== Stated problem ==
Note how many lines in the entries contain the string "live", then give that number and nothing else.

== Stored entries ==
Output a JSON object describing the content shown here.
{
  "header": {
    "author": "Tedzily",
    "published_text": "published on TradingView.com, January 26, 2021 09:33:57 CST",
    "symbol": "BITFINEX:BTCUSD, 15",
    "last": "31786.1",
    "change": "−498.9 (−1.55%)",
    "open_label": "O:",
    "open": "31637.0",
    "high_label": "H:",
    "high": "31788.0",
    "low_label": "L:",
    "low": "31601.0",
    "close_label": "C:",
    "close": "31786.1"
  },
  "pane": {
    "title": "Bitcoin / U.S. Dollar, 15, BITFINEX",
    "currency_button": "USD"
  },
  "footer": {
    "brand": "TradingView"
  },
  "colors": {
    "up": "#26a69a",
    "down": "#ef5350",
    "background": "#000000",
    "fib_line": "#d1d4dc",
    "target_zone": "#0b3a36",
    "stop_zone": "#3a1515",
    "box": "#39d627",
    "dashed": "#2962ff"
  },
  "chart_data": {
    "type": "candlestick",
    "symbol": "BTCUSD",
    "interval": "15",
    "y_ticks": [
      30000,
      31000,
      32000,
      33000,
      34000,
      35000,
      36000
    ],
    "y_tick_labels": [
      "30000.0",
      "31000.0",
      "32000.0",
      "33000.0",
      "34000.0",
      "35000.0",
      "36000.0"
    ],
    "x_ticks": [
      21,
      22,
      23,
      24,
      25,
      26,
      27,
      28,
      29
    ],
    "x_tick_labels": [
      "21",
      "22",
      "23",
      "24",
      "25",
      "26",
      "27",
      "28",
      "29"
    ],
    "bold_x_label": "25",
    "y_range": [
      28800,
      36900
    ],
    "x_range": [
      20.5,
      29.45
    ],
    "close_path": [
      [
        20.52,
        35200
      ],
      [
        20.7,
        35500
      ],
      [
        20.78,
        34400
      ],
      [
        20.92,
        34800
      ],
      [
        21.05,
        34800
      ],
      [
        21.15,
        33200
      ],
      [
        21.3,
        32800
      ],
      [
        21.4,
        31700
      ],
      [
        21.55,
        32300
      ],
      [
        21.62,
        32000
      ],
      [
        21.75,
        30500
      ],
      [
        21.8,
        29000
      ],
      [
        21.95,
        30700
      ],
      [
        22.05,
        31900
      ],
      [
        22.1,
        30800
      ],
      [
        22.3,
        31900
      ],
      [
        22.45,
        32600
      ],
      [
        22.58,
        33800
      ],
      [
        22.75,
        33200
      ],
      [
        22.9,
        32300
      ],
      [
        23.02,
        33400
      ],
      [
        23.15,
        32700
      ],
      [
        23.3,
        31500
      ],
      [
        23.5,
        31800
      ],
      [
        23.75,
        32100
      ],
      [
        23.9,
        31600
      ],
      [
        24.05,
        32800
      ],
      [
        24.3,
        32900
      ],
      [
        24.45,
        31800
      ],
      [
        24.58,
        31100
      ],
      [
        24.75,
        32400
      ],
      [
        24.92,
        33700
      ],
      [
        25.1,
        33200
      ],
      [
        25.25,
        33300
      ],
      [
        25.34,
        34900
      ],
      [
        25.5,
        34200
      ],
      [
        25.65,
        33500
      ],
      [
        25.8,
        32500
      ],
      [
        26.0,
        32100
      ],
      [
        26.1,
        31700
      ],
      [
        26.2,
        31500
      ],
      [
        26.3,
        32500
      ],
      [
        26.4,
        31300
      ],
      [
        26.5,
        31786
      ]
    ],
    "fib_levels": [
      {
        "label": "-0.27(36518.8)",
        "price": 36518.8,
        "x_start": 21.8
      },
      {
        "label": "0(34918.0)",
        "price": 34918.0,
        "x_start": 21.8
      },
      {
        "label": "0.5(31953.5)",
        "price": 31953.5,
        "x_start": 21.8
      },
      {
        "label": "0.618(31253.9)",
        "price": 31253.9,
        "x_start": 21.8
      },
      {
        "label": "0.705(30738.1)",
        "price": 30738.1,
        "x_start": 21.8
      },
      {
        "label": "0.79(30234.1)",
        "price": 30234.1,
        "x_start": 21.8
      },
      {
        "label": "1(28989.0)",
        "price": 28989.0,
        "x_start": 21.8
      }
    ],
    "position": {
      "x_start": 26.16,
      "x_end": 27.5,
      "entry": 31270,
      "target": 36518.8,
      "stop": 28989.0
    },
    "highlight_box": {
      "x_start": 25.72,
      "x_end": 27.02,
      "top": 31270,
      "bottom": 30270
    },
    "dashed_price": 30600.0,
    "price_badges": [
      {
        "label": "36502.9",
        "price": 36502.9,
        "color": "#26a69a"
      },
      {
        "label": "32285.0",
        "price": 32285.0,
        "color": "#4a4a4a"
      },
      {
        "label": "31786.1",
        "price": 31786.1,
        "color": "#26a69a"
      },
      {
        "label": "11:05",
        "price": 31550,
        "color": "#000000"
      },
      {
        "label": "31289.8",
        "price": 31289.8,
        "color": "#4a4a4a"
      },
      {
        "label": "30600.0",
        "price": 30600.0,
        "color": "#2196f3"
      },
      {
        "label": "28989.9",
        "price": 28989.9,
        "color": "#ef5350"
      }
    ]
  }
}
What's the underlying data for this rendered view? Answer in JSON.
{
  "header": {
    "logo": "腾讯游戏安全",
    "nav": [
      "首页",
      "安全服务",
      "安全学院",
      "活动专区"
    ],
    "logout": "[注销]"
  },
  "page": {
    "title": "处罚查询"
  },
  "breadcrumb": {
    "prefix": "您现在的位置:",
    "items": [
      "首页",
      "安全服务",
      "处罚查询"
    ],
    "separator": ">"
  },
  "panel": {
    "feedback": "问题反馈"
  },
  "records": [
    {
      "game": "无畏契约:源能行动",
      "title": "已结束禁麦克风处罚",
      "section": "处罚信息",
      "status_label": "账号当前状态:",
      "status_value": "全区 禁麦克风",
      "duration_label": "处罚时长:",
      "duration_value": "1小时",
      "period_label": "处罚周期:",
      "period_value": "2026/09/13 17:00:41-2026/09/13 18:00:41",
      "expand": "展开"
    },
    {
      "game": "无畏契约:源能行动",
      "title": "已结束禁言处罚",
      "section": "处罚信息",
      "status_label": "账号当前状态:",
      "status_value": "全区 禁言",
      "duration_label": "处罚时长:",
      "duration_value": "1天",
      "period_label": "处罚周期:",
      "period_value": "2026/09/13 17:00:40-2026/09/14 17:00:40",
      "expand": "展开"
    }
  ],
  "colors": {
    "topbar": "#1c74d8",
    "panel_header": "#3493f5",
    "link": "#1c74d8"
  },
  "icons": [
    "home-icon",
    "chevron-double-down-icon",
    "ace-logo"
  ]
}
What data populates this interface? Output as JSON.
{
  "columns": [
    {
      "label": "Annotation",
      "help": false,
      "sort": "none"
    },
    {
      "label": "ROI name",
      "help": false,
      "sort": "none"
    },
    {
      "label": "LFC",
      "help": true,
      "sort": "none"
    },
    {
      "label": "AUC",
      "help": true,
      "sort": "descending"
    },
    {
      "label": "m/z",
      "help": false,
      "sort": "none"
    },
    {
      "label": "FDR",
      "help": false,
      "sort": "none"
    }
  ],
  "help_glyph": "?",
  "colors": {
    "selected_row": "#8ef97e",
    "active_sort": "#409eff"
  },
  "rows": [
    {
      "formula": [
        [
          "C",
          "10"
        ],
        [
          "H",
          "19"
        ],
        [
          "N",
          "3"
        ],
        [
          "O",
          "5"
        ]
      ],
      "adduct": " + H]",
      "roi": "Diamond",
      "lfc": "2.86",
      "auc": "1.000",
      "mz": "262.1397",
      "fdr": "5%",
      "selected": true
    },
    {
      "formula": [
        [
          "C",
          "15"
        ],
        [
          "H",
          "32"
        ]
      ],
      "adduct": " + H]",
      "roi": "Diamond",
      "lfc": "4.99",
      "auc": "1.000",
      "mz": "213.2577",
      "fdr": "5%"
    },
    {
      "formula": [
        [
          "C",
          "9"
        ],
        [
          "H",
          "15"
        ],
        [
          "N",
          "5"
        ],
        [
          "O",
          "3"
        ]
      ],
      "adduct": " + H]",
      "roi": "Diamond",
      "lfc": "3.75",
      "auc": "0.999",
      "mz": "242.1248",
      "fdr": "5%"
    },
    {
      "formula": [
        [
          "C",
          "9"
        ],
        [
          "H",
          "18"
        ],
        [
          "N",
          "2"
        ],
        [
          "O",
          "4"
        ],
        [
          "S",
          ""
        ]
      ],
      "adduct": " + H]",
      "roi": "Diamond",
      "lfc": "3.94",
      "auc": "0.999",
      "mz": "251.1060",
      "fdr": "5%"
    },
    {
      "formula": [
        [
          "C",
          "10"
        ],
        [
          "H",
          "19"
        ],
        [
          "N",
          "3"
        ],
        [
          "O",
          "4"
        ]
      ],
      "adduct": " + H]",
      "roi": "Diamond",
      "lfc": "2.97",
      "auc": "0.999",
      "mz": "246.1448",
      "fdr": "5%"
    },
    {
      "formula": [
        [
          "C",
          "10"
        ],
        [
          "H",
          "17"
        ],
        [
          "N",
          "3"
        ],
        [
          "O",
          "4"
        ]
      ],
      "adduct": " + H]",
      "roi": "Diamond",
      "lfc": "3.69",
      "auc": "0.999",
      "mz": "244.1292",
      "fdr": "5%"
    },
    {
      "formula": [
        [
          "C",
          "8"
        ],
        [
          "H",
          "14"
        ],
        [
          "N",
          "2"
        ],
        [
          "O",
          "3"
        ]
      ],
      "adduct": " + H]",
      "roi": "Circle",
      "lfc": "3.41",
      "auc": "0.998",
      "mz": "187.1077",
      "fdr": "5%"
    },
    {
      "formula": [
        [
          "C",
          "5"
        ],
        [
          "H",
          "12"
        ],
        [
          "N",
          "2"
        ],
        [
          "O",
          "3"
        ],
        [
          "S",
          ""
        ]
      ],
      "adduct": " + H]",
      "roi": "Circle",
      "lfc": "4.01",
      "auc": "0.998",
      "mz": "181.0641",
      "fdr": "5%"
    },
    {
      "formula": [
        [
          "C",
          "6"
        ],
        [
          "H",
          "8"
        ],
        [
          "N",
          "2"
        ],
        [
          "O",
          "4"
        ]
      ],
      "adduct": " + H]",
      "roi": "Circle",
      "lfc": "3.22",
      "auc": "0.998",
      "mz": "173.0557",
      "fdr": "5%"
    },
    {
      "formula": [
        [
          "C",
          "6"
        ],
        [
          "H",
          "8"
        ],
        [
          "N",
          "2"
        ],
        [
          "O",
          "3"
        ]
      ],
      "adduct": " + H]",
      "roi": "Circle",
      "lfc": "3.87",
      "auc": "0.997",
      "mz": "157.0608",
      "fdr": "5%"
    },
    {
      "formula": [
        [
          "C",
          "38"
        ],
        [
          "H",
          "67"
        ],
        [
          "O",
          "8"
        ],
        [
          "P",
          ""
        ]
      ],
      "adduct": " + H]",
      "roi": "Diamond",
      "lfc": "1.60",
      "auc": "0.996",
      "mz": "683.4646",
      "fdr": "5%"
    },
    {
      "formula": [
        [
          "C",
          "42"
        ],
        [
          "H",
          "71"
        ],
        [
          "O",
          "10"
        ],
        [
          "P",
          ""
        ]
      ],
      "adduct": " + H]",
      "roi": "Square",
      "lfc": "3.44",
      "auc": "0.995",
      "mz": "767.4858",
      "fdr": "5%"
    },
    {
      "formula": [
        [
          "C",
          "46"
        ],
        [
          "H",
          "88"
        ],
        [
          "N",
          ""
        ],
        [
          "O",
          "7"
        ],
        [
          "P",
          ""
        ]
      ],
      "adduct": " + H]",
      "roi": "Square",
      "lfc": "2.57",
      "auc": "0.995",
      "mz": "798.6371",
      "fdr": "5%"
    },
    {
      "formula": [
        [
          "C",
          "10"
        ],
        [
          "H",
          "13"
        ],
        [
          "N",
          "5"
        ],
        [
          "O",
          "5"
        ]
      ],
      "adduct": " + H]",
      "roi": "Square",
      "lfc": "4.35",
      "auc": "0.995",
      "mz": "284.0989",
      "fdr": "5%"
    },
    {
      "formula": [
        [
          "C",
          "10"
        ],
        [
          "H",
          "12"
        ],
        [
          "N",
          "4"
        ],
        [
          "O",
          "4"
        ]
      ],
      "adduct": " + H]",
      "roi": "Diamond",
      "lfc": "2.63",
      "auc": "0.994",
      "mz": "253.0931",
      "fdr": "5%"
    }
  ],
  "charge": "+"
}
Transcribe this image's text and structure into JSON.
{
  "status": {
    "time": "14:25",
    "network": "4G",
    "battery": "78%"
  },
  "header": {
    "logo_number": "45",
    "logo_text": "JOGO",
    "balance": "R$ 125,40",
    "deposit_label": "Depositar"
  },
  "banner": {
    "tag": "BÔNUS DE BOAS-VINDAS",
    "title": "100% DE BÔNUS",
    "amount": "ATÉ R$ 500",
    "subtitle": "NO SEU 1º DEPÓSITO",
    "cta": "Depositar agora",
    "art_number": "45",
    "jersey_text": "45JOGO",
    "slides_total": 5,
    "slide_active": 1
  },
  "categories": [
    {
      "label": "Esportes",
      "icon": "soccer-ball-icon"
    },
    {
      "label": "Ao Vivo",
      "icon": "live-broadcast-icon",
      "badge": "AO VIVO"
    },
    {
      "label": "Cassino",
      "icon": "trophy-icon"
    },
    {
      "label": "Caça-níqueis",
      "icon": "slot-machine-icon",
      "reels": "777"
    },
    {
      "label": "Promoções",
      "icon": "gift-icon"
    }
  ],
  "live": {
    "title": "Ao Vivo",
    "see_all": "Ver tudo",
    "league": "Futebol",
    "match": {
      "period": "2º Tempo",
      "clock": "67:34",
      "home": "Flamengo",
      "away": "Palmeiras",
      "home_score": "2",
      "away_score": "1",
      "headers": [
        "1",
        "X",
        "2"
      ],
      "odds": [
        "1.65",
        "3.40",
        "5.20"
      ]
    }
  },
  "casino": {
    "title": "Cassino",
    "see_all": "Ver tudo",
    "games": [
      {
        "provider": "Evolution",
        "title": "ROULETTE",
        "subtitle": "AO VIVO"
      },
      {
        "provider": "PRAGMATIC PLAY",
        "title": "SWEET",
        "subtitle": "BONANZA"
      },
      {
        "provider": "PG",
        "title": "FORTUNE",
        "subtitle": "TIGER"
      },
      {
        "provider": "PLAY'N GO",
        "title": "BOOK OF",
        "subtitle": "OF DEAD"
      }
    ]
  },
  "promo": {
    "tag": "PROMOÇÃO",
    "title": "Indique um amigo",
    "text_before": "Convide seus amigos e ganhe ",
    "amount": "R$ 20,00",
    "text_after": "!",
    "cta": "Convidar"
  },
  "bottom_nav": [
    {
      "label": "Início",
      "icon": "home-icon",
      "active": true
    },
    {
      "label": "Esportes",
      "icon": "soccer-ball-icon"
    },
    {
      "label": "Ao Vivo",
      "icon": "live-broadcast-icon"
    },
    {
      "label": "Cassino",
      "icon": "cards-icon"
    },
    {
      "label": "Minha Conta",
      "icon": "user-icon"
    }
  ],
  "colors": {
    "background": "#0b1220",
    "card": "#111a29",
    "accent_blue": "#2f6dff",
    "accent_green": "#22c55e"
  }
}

== Correct answer ==
3